WHAT YOU HAVE TO DO: Restate the entire listing word for word.

[Collected data]
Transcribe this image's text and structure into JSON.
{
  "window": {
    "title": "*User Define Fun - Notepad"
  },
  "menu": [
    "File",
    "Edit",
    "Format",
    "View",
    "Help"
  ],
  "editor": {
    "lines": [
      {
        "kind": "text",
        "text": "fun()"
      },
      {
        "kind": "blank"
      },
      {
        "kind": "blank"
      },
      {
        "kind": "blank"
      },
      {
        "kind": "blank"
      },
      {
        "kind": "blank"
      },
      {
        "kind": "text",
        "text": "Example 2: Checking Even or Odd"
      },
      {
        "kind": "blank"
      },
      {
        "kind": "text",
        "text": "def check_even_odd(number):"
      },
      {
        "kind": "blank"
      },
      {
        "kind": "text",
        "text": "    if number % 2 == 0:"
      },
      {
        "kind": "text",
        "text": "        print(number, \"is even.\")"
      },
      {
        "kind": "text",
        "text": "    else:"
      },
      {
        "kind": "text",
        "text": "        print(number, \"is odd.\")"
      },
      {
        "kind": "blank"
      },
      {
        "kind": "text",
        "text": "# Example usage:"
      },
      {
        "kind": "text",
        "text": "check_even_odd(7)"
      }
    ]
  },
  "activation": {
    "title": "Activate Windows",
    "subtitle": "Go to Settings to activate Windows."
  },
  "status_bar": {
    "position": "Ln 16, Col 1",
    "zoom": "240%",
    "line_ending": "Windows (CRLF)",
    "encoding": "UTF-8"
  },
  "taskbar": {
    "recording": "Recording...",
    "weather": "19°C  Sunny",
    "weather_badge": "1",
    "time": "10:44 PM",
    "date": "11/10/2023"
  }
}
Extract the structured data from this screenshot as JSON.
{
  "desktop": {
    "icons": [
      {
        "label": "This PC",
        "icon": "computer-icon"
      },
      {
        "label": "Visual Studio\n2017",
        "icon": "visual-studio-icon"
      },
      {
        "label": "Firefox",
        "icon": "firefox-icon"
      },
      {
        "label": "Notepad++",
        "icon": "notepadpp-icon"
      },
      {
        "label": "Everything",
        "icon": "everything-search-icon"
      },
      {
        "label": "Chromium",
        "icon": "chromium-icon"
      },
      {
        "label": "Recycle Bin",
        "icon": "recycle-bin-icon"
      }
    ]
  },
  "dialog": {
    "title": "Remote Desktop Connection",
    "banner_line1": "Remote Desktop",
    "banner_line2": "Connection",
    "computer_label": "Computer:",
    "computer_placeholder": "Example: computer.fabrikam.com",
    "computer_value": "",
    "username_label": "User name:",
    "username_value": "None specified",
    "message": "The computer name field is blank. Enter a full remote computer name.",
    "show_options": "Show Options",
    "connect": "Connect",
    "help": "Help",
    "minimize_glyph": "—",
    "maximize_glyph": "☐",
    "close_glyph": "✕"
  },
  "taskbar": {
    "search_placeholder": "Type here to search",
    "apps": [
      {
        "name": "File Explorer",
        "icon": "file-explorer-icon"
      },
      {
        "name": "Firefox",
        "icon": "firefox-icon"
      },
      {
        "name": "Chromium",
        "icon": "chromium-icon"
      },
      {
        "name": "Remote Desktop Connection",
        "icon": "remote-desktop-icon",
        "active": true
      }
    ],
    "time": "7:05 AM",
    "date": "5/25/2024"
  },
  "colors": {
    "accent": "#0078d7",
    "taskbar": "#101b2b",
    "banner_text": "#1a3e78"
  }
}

ANSWER TO THE TASK:
Transcribe this image's text and structure into JSON.
{
  "window": {
    "title": "*User Define Fun - Notepad"
  },
  "menu": [
    "File",
    "Edit",
    "Format",
    "View",
    "Help"
  ],
  "editor": {
    "lines": [
      {
        "kind": "text",
        "text": "fun()"
      },
      {
        "kind": "blank"
      },
      {
        "kind": "blank"
      },
      {
        "kind": "blank"
      },
      {
        "kind": "blank"
      },
      {
        "kind": "blank"
      },
      {
        "kind": "text",
        "text": "Example 2: Checking Even or Odd"
      },
      {
        "kind": "blank"
      },
      {
        "kind": "text",
        "text": "def check_even_odd(number):"
      },
      {
        "kind": "blank"
      },
      {
        "kind": "text",
        "text": "    if number % 2 == 0:"
      },
      {
        "kind": "text",
        "text": "        print(number, \"is even.\")"
      },
      {
        "kind": "text",
        "text": "    else:"
      },
      {
        "kind": "text",
        "text": "        print(number, \"is odd.\")"
      },
      {
        "kind": "blank"
      },
      {
        "kind": "text",
        "text": "# Example usage:"
      },
      {
        "kind": "text",
        "text": "check_even_odd(7)"
      }
    ]
  },
  "activation": {
    "title": "Activate Windows",
    "subtitle": "Go to Settings to activate Windows."
  },
  "status_bar": {
    "position": "Ln 16, Col 1",
    "zoom": "240%",
    "line_ending": "Windows (CRLF)",
    "encoding": "UTF-8"
  },
  "taskbar": {
    "recording": "Recording...",
    "weather": "19°C  Sunny",
    "weather_badge": "1",
    "time": "10:44 PM",
    "date": "11/10/2023"
  }
}
Extract the structured data from this screenshot as JSON.
{
  "desktop": {
    "icons": [
      {
        "label": "This PC",
        "icon": "computer-icon"
      },
      {
        "label": "Visual Studio\n2017",
        "icon": "visual-studio-icon"
      },
      {
        "label": "Firefox",
        "icon": "firefox-icon"
      },
      {
        "label": "Notepad++",
        "icon": "notepadpp-icon"
      },
      {
        "label": "Everything",
        "icon": "everything-search-icon"
      },
      {
        "label": "Chromium",
        "icon": "chromium-icon"
      },
      {
        "label": "Recycle Bin",
        "icon": "recycle-bin-icon"
      }
    ]
  },
  "dialog": {
    "title": "Remote Desktop Connection",
    "banner_line1": "Remote Desktop",
    "banner_line2": "Connection",
    "computer_label": "Computer:",
    "computer_placeholder": "Example: computer.fabrikam.com",
    "computer_value": "",
    "username_label": "User name:",
    "username_value": "None specified",
    "message": "The computer name field is blank. Enter a full remote computer name.",
    "show_options": "Show Options",
    "connect": "Connect",
    "help": "Help",
    "minimize_glyph": "—",
    "maximize_glyph": "☐",
    "close_glyph": "✕"
  },
  "taskbar": {
    "search_placeholder": "Type here to search",
    "apps": [
      {
        "name": "File Explorer",
        "icon": "file-explorer-icon"
      },
      {
        "name": "Firefox",
        "icon": "firefox-icon"
      },
      {
        "name": "Chromium",
        "icon": "chromium-icon"
      },
      {
        "name": "Remote Desktop Connection",
        "icon": "remote-desktop-icon",
        "active": true
      }
    ],
    "time": "7:05 AM",
    "date": "5/25/2024"
  },
  "colors": {
    "accent": "#0078d7",
    "taskbar": "#101b2b",
    "banner_text": "#1a3e78"
  }
}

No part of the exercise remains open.